Copy everything from the line containing "340, 473, 360]" down to the line containing "192, 214, 217]", swapping "CASE WORKERS" for "CASE MANAGERS" and leaving every other character as it is.

=== SUPPLIED MATERIAL ===

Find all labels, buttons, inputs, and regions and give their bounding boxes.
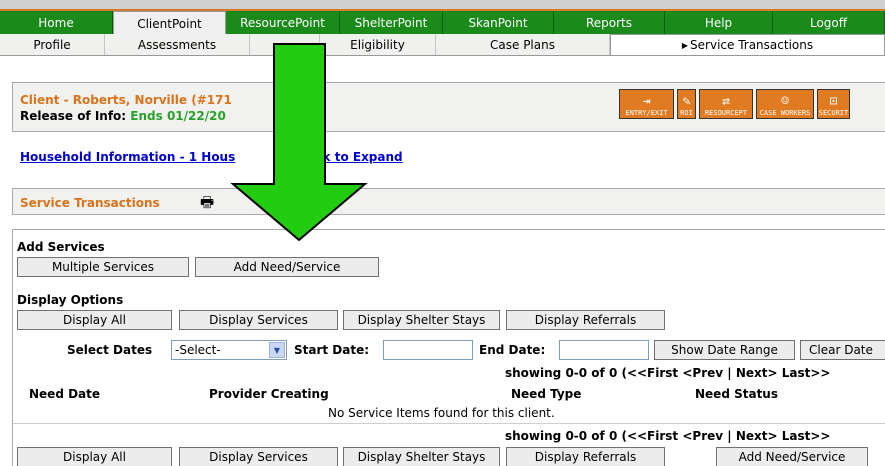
start-date-input[interactable]	[383, 340, 473, 360]
bottom-display-referrals-button[interactable]: Display Referrals	[506, 447, 665, 466]
column-need-type[interactable]: Need Type	[511, 387, 581, 401]
release-of-info: Release of Info: Ends 01/22/20	[20, 109, 226, 123]
display-shelter-stays-button[interactable]: Display Shelter Stays	[343, 310, 500, 330]
case-workers-label: CASE WORKERS	[759, 109, 811, 117]
household-link-tail: - Click to Expand	[289, 150, 403, 164]
subtab-case-plans[interactable]: Case Plans	[436, 34, 610, 55]
top-navigation: Home ClientPoint ResourcePoint ShelterPo…	[0, 0, 885, 56]
tab-clientpoint[interactable]: ClientPoint	[113, 11, 226, 36]
printer-icon[interactable]: 🖶	[200, 192, 214, 217]
service-panel: Add Services Multiple Services Add Need/…	[12, 229, 885, 466]
security-icon[interactable]: ⊡ SECURIT	[817, 89, 850, 119]
service-transactions-header: Service Transactions 🖶	[12, 188, 885, 215]
date-range-select-value: -Select-	[175, 343, 221, 357]
empty-message: No Service Items found for this client.	[328, 406, 555, 420]
subtab-profile[interactable]: Profile	[0, 34, 105, 55]
start-date-label: Start Date:	[294, 343, 370, 357]
column-need-status[interactable]: Need Status	[695, 387, 778, 401]
household-link-text: Household Information - 1 Hous	[20, 150, 236, 164]
subtab-service-transactions-label: Service Transactions	[690, 38, 814, 52]
pager-bottom[interactable]: showing 0-0 of 0 (<<First <Prev | Next> …	[505, 429, 830, 443]
resourcepoint-icon[interactable]: ⇄ RESOURCEPT	[699, 89, 753, 119]
bottom-add-need-service-button[interactable]: Add Need/Service	[716, 447, 868, 466]
roi-label-icon: ROI	[680, 109, 693, 117]
sub-tab-bar: Profile Assessments Eligibility Case Pla…	[0, 34, 885, 56]
display-referrals-button[interactable]: Display Referrals	[506, 310, 665, 330]
subtab-hidden[interactable]	[250, 34, 320, 55]
client-toolbar: ⇥ ENTRY/EXIT ✎ ROI ⇄ RESOURCEPT ☺ CASE W…	[619, 89, 853, 119]
client-name: Client - Roberts, Norville (#171	[20, 93, 232, 107]
chevron-down-icon[interactable]: ▼	[269, 342, 285, 358]
triangle-right-icon: ▶	[681, 40, 689, 50]
entry-exit-icon[interactable]: ⇥ ENTRY/EXIT	[619, 89, 674, 119]
client-header: Client - Roberts, Norville (#171 Release…	[12, 82, 885, 132]
bottom-display-all-button[interactable]: Display All	[17, 447, 172, 466]
display-services-button[interactable]: Display Services	[179, 310, 338, 330]
service-transactions-title: Service Transactions	[20, 196, 160, 210]
tab-shelterpoint[interactable]: ShelterPoint	[340, 11, 443, 34]
multiple-services-button[interactable]: Multiple Services	[17, 257, 189, 277]
end-date-input[interactable]	[559, 340, 649, 360]
tab-resourcepoint[interactable]: ResourcePoint	[226, 11, 340, 34]
case-workers-icon[interactable]: ☺ CASE WORKERS	[756, 89, 814, 119]
show-date-range-button[interactable]: Show Date Range	[654, 340, 795, 360]
add-services-label: Add Services	[17, 240, 105, 254]
end-date-label: End Date:	[479, 343, 546, 357]
subtab-service-transactions[interactable]: ▶ Service Transactions	[610, 34, 885, 55]
tab-reports[interactable]: Reports	[554, 11, 665, 34]
tab-help[interactable]: Help	[665, 11, 773, 34]
pager-top[interactable]: showing 0-0 of 0 (<<First <Prev | Next> …	[505, 366, 830, 380]
bottom-display-shelter-stays-button[interactable]: Display Shelter Stays	[343, 447, 500, 466]
security-label: SECURIT	[818, 109, 849, 117]
roi-value: Ends 01/22/20	[130, 109, 226, 123]
main-tab-bar: Home ClientPoint ResourcePoint ShelterPo…	[0, 9, 885, 36]
bottom-display-services-button[interactable]: Display Services	[179, 447, 338, 466]
date-range-select[interactable]: -Select- ▼	[171, 340, 287, 360]
display-options-label: Display Options	[17, 293, 124, 307]
divider	[13, 423, 885, 424]
select-dates-label: Select Dates	[67, 343, 153, 357]
entry-exit-label: ENTRY/EXIT	[625, 109, 668, 117]
display-all-button[interactable]: Display All	[17, 310, 172, 330]
tab-skanpoint[interactable]: SkanPoint	[443, 11, 554, 34]
tab-home[interactable]: Home	[0, 11, 113, 34]
tab-logoff[interactable]: Logoff	[773, 11, 885, 34]
top-strip	[0, 0, 885, 9]
roi-label: Release of Info:	[20, 109, 127, 123]
household-information-link[interactable]: Household Information - 1 Hous - Click to…	[20, 150, 403, 164]
subtab-assessments[interactable]: Assessments	[105, 34, 250, 55]
roi-icon[interactable]: ✎ ROI	[677, 89, 696, 119]
clear-dates-button[interactable]: Clear Date	[800, 340, 885, 360]
column-need-date[interactable]: Need Date	[29, 387, 100, 401]
column-provider-creating[interactable]: Provider Creating	[209, 387, 329, 401]
subtab-eligibility[interactable]: Eligibility	[320, 34, 436, 55]
add-need-service-button[interactable]: Add Need/Service	[195, 257, 379, 277]
resourcept-label: RESOURCEPT	[704, 109, 748, 117]
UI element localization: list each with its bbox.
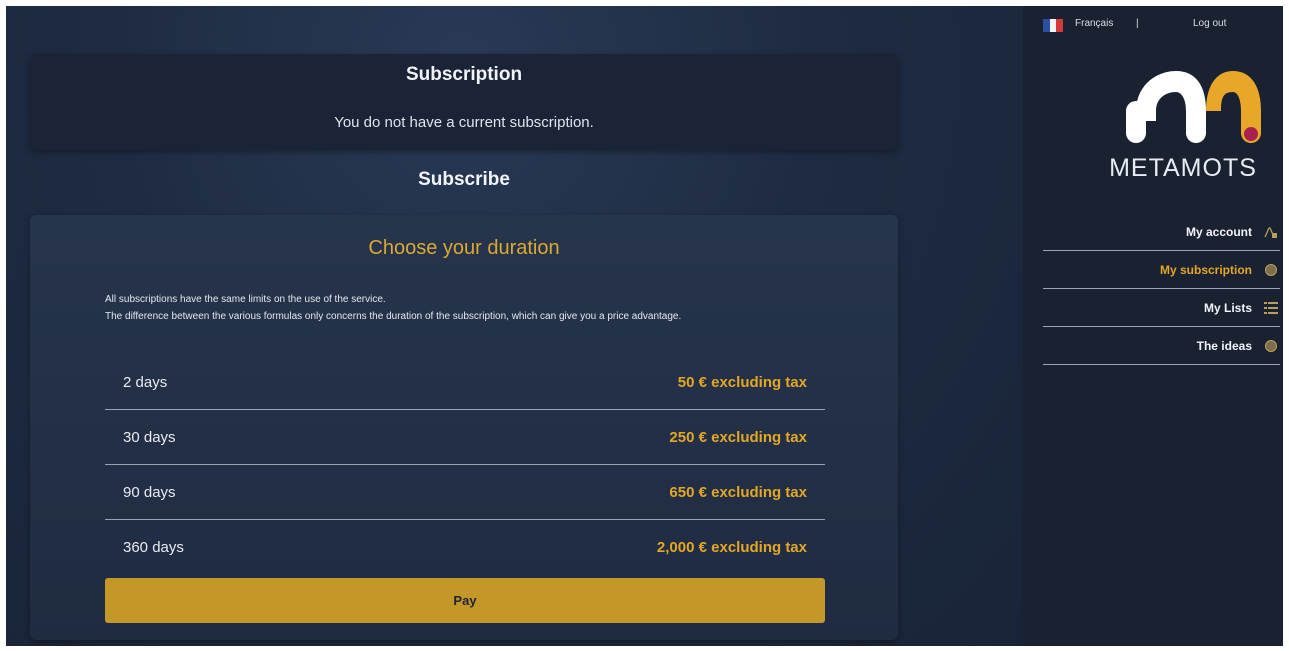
description-line-1: All subscriptions have the same limits o…: [105, 294, 386, 305]
subscription-status: You do not have a current subscription.: [334, 114, 594, 131]
language-link[interactable]: Français: [1075, 18, 1113, 29]
duration-option-2-days[interactable]: 2 days 50 € excluding tax: [105, 355, 825, 410]
sidebar-nav: My account My subscription My Lists The …: [1043, 213, 1280, 365]
choose-duration-title: Choose your duration: [368, 237, 560, 259]
sidebar-item-label: My Lists: [1203, 301, 1252, 315]
logout-link[interactable]: Log out: [1193, 18, 1226, 29]
duration-option-30-days[interactable]: 30 days 250 € excluding tax: [105, 410, 825, 465]
circle-icon: [1265, 340, 1277, 352]
logo-mark-icon: [1126, 71, 1261, 143]
choose-duration-panel: Choose your duration All subscriptions h…: [30, 215, 898, 640]
subscribe-title: Subscribe: [418, 169, 510, 190]
subscription-description: All subscriptions have the same limits o…: [105, 291, 825, 325]
circle-icon: [1265, 264, 1277, 276]
duration-option-360-days[interactable]: 360 days 2,000 € excluding tax: [105, 520, 825, 575]
brand-name: METAMOTS: [1109, 154, 1257, 182]
top-bar: Français | Log out: [1043, 16, 1283, 36]
description-line-2: The difference between the various formu…: [105, 311, 682, 322]
list-icon: [1264, 302, 1278, 314]
separator: |: [1136, 18, 1139, 29]
sidebar: Français | Log out METAMOTS My account M…: [1023, 6, 1283, 646]
main-content: Subscription You do not have a current s…: [6, 6, 1023, 646]
option-duration: 2 days: [123, 374, 168, 391]
duration-option-90-days[interactable]: 90 days 650 € excluding tax: [105, 465, 825, 520]
sidebar-item-the-ideas[interactable]: The ideas: [1043, 327, 1280, 365]
account-icon: [1264, 227, 1277, 238]
option-price: 650 € excluding tax: [669, 484, 807, 501]
pay-button[interactable]: Pay: [105, 578, 825, 623]
option-duration: 30 days: [123, 429, 176, 446]
sidebar-item-label: My subscription: [1159, 263, 1252, 277]
french-flag-icon: [1043, 19, 1064, 32]
brand-logo: METAMOTS: [1103, 66, 1263, 182]
option-duration: 360 days: [123, 539, 184, 556]
option-price: 50 € excluding tax: [677, 374, 807, 391]
subscription-panel: Subscription You do not have a current s…: [30, 54, 898, 150]
option-price: 250 € excluding tax: [669, 429, 807, 446]
sidebar-item-label: The ideas: [1196, 339, 1252, 353]
sidebar-item-my-lists[interactable]: My Lists: [1043, 289, 1280, 327]
option-price: 2,000 € excluding tax: [656, 539, 807, 556]
sidebar-item-my-subscription[interactable]: My subscription: [1043, 251, 1280, 289]
option-duration: 90 days: [123, 484, 176, 501]
app-frame: Subscription You do not have a current s…: [6, 6, 1283, 646]
subscription-title: Subscription: [405, 64, 523, 85]
sidebar-item-my-account[interactable]: My account: [1043, 213, 1280, 251]
sidebar-item-label: My account: [1185, 225, 1252, 239]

===

#### EXERCISE SOLUTION:
start-date-input[interactable]	[383, 340, 473, 360]
bottom-display-referrals-button[interactable]: Display Referrals	[506, 447, 665, 466]
column-need-type[interactable]: Need Type	[511, 387, 581, 401]
release-of-info: Release of Info: Ends 01/22/20	[20, 109, 226, 123]
display-shelter-stays-button[interactable]: Display Shelter Stays	[343, 310, 500, 330]
case-workers-label: CASE MANAGERS	[759, 109, 811, 117]
household-link-tail: - Click to Expand	[289, 150, 403, 164]
subtab-case-plans[interactable]: Case Plans	[436, 34, 610, 55]
top-navigation: Home ClientPoint ResourcePoint ShelterPo…	[0, 0, 885, 56]
tab-clientpoint[interactable]: ClientPoint	[113, 11, 226, 36]
printer-icon[interactable]: 🖶	[200, 192, 214, 217]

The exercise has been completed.